- **TASK OBJECTIVE**: Repeat every line of the data exactly, but not the pictures.

- **DATA ROWS**:
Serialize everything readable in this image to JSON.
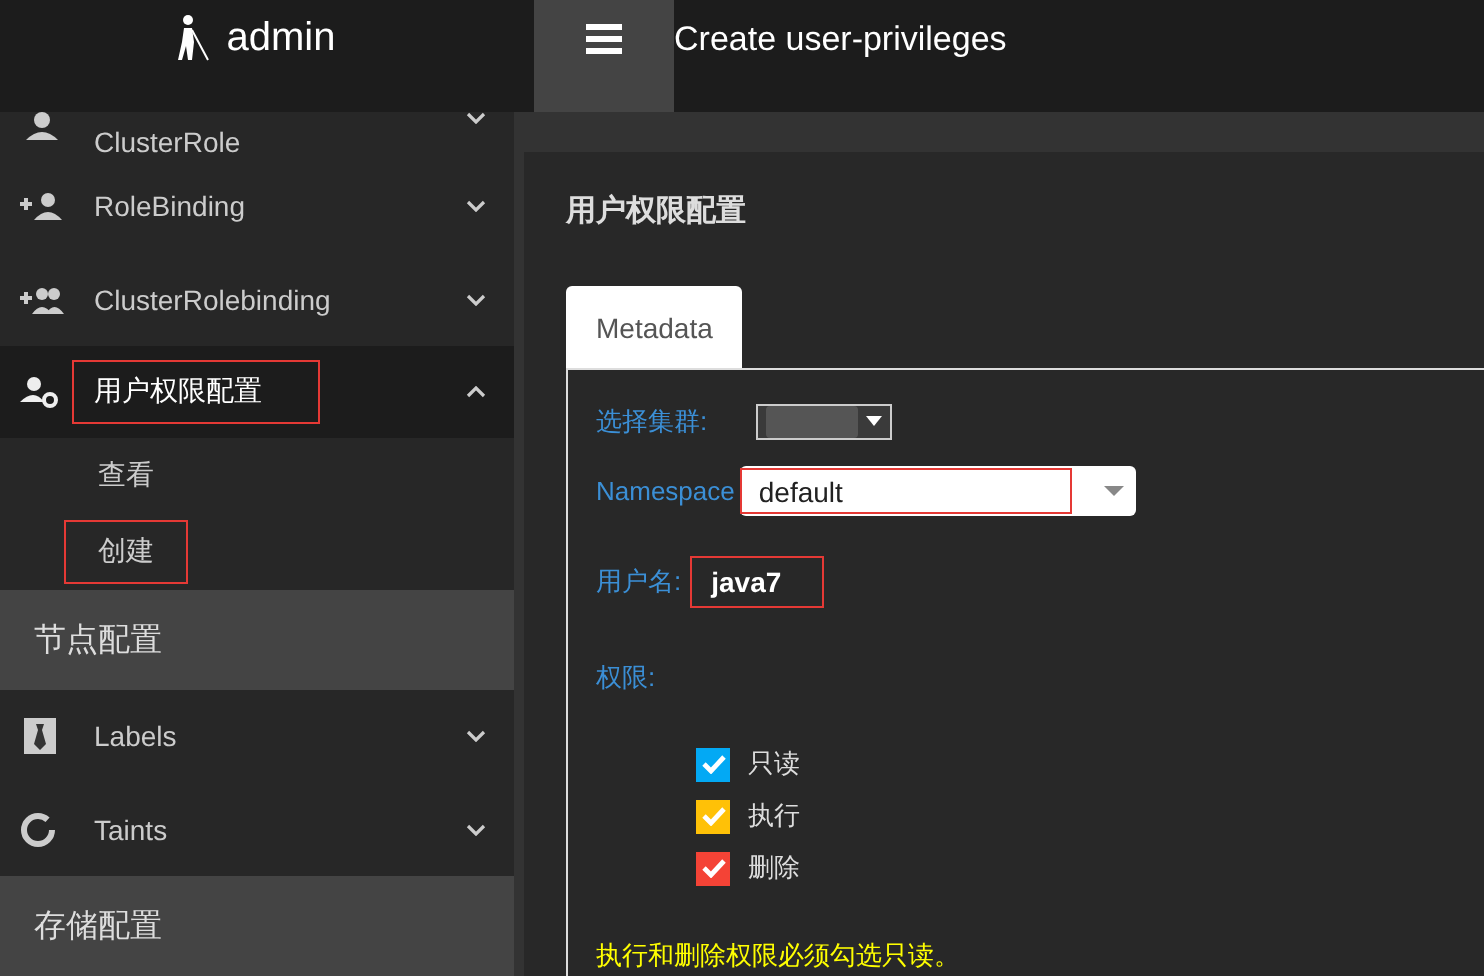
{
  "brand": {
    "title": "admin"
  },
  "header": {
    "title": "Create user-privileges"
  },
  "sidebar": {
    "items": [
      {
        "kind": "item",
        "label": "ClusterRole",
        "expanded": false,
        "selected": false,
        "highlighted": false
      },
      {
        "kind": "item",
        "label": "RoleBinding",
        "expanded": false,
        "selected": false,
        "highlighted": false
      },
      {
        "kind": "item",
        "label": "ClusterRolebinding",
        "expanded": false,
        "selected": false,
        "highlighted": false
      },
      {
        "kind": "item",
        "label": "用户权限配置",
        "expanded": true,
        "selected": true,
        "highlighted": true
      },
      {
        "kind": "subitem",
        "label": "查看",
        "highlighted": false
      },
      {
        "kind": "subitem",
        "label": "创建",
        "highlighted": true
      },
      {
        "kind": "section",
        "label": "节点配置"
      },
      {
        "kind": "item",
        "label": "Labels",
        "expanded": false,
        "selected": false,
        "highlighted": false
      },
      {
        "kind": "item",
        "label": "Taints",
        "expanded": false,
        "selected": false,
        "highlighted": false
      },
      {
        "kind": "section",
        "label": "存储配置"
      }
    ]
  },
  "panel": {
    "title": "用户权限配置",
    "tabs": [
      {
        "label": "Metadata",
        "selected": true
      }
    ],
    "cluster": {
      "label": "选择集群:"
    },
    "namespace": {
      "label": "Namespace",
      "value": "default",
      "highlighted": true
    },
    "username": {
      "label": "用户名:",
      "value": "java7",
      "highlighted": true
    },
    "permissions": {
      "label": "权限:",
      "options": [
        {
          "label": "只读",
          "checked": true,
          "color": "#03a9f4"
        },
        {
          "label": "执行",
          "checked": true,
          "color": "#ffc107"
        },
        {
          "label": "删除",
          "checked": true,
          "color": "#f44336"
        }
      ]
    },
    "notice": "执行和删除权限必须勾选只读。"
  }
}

- **CORRECT RESPONSE**:
Serialize everything readable in this image to JSON.
{
  "brand": {
    "title": "admin"
  },
  "header": {
    "title": "Create user-privileges"
  },
  "sidebar": {
    "items": [
      {
        "kind": "item",
        "label": "ClusterRole",
        "expanded": false,
        "selected": false,
        "highlighted": false
      },
      {
        "kind": "item",
        "label": "RoleBinding",
        "expanded": false,
        "selected": false,
        "highlighted": false
      },
      {
        "kind": "item",
        "label": "ClusterRolebinding",
        "expanded": false,
        "selected": false,
        "highlighted": false
      },
      {
        "kind": "item",
        "label": "用户权限配置",
        "expanded": true,
        "selected": true,
        "highlighted": true
      },
      {
        "kind": "subitem",
        "label": "查看",
        "highlighted": false
      },
      {
        "kind": "subitem",
        "label": "创建",
        "highlighted": true
      },
      {
        "kind": "section",
        "label": "节点配置"
      },
      {
        "kind": "item",
        "label": "Labels",
        "expanded": false,
        "selected": false,
        "highlighted": false
      },
      {
        "kind": "item",
        "label": "Taints",
        "expanded": false,
        "selected": false,
        "highlighted": false
      },
      {
        "kind": "section",
        "label": "存储配置"
      }
    ]
  },
  "panel": {
    "title": "用户权限配置",
    "tabs": [
      {
        "label": "Metadata",
        "selected": true
      }
    ],
    "cluster": {
      "label": "选择集群:"
    },
    "namespace": {
      "label": "Namespace",
      "value": "default",
      "highlighted": true
    },
    "username": {
      "label": "用户名:",
      "value": "java7",
      "highlighted": true
    },
    "permissions": {
      "label": "权限:",
      "options": [
        {
          "label": "只读",
          "checked": true,
          "color": "#03a9f4"
        },
        {
          "label": "执行",
          "checked": true,
          "color": "#ffc107"
        },
        {
          "label": "删除",
          "checked": true,
          "color": "#f44336"
        }
      ]
    },
    "notice": "执行和删除权限必须勾选只读。"
  }
}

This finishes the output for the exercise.